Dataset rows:
▶

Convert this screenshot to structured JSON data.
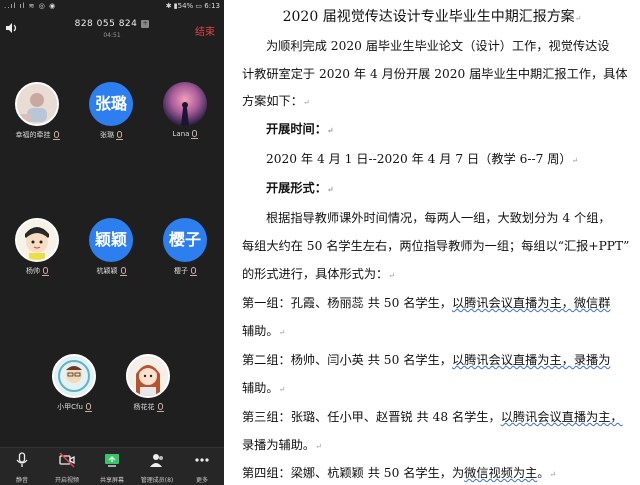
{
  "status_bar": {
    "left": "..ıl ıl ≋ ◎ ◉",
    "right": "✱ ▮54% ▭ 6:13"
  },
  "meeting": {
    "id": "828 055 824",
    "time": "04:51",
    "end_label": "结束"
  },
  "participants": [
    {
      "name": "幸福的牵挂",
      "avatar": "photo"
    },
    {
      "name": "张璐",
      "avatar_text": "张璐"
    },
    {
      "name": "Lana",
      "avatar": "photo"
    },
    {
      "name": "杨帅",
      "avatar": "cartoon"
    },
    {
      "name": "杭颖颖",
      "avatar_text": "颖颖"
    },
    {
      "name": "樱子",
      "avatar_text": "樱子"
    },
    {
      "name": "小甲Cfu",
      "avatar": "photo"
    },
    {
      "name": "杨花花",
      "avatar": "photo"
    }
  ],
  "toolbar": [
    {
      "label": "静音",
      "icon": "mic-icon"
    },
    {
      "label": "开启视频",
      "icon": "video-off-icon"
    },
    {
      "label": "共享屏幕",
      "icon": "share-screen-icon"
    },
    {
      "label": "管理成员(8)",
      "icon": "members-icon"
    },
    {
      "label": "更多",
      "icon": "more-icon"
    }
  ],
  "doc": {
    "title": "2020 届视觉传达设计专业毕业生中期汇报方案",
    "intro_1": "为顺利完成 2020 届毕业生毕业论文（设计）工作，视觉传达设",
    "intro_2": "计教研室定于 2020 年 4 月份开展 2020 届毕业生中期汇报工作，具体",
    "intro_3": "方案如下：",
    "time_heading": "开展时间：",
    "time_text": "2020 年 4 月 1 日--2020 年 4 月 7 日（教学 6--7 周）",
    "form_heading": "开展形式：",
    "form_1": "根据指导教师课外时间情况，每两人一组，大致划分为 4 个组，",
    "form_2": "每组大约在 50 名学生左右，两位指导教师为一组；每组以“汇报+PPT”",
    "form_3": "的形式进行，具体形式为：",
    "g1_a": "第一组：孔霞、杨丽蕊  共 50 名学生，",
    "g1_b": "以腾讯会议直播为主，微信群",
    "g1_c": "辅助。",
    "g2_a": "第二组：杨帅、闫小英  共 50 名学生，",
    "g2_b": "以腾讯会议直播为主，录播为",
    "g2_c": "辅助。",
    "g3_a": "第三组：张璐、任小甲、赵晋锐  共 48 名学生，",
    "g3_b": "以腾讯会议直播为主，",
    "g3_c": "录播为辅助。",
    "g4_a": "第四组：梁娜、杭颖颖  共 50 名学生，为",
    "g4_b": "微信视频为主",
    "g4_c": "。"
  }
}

◀
▶

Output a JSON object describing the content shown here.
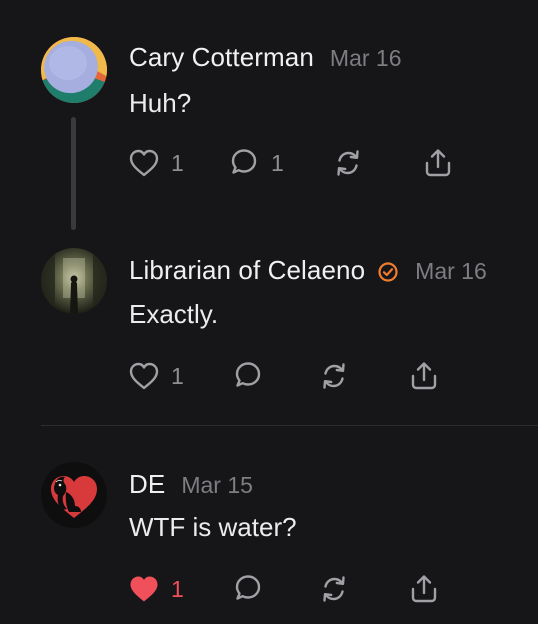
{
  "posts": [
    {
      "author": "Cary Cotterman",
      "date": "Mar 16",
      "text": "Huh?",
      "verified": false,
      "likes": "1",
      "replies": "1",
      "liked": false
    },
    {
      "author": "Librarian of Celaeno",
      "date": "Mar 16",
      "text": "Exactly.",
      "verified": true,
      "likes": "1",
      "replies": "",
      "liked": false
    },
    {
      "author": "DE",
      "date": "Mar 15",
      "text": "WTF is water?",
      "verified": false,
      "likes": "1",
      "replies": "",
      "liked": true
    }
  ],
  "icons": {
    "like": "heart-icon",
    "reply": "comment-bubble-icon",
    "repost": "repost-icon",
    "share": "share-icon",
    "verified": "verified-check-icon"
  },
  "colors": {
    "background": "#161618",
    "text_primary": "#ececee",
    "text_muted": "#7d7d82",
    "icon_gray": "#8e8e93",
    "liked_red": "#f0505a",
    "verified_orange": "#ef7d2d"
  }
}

◀

Goal: Pull out every line of the entries that includes the word "name".

The solution:
      "name": "幸福的牵挂",
      "name": "张璐",
      "name": "Lana",
      "name": "杨帅",
      "name": "杭颖颖",
      "name": "樱子",
      "name": "小甲Cfu",
      "name": "杨花花",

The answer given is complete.